Stored records
#####

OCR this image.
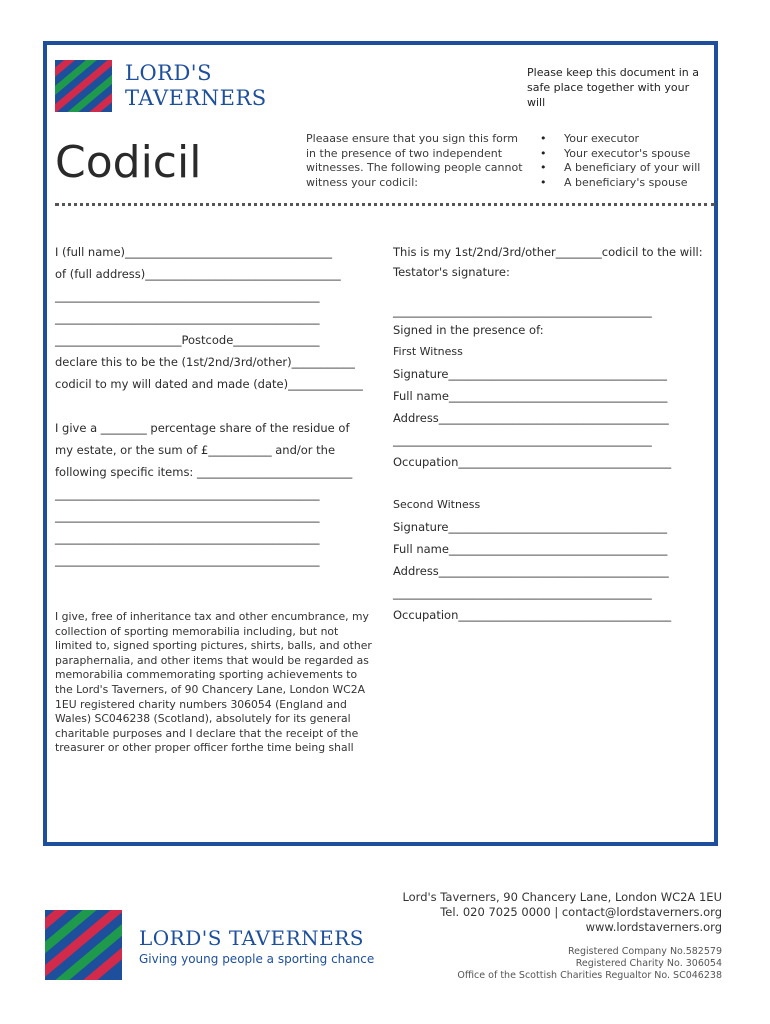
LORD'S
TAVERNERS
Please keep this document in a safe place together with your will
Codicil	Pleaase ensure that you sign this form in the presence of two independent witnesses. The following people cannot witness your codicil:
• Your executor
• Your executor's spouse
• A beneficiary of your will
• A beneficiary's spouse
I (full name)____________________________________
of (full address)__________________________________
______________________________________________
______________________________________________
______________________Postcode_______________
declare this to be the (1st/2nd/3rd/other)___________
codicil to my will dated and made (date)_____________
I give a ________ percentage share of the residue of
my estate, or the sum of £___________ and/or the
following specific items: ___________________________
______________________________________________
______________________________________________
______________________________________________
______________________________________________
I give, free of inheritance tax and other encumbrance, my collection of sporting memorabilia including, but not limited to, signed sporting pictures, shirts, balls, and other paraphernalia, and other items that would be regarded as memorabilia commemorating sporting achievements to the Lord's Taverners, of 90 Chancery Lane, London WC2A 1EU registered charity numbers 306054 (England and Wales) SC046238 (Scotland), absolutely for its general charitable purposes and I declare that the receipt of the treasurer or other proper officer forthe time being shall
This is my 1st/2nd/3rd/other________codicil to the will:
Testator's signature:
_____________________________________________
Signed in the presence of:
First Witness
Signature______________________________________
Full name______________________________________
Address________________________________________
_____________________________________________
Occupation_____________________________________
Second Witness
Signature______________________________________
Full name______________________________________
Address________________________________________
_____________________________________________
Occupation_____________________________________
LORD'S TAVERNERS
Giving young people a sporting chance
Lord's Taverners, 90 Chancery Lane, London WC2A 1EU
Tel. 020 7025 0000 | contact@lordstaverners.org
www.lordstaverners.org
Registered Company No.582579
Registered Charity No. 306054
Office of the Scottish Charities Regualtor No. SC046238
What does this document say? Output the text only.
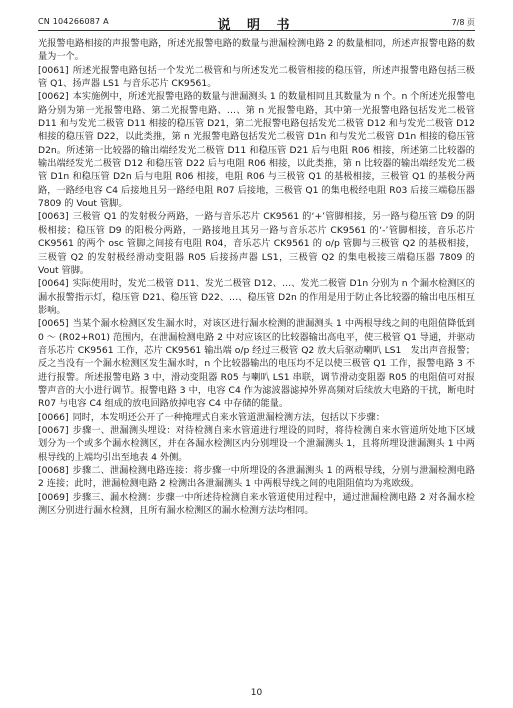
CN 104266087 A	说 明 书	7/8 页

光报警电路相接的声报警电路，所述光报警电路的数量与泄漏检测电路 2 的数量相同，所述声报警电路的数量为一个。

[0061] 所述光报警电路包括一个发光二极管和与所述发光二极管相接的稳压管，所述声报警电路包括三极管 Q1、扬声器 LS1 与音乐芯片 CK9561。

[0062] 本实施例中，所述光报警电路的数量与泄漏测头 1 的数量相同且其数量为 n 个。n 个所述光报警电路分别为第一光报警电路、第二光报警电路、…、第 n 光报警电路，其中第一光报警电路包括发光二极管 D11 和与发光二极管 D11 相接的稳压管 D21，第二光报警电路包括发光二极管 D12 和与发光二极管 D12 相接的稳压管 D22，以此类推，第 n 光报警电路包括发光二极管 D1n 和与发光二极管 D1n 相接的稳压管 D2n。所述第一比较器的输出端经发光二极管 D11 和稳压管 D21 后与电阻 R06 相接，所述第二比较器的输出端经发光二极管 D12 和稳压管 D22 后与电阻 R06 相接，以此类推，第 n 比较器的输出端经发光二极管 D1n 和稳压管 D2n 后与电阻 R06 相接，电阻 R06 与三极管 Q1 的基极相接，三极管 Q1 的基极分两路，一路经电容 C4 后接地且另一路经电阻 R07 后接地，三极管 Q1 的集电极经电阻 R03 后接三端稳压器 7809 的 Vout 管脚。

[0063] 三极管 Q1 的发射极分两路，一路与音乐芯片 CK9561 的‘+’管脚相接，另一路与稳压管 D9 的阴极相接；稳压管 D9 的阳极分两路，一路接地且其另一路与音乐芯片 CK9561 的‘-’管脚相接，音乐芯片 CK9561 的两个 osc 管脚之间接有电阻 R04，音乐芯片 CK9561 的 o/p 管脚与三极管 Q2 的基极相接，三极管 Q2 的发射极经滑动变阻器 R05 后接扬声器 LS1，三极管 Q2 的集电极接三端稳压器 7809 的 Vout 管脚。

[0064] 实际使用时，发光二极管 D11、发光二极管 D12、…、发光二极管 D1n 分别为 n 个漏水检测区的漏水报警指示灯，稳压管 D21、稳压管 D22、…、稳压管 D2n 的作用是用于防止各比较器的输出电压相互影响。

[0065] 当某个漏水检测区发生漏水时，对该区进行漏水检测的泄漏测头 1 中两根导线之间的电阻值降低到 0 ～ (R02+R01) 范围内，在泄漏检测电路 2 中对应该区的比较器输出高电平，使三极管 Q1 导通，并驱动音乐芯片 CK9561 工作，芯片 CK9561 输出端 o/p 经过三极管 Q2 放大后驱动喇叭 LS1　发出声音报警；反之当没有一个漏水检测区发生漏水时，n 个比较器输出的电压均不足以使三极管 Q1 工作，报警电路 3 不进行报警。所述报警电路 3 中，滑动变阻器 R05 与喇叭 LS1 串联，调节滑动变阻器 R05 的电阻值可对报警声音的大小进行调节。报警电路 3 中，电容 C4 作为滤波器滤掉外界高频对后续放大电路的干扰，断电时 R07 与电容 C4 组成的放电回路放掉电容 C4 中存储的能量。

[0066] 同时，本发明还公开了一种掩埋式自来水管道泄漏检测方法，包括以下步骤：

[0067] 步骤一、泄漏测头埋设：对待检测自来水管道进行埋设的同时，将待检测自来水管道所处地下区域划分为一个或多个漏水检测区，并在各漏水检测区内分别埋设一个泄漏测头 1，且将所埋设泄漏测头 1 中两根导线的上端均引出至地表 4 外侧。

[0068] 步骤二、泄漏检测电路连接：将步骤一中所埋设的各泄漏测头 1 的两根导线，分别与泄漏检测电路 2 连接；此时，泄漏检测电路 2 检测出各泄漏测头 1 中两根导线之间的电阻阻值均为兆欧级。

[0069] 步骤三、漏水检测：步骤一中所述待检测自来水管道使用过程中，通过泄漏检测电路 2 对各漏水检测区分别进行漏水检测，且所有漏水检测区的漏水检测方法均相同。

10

#####

- Exercise objective
Copy down every line of the material above that includes the string "sporting".

- Written reply
I give, free of inheritance tax and other encumbrance, my collection of sporting memorabilia including, but not limited to, signed sporting pictures, shirts, balls, and other paraphernalia, and other items that would be regarded as memorabilia commemorating sporting achievements to the Lord's Taverners, of 90 Chancery Lane, London WC2A 1EU registered charity numbers 306054 (England and Wales) SC046238 (Scotland), absolutely for its general charitable purposes and I declare that the receipt of the treasurer or other proper officer forthe time being shall
Giving young people a sporting chance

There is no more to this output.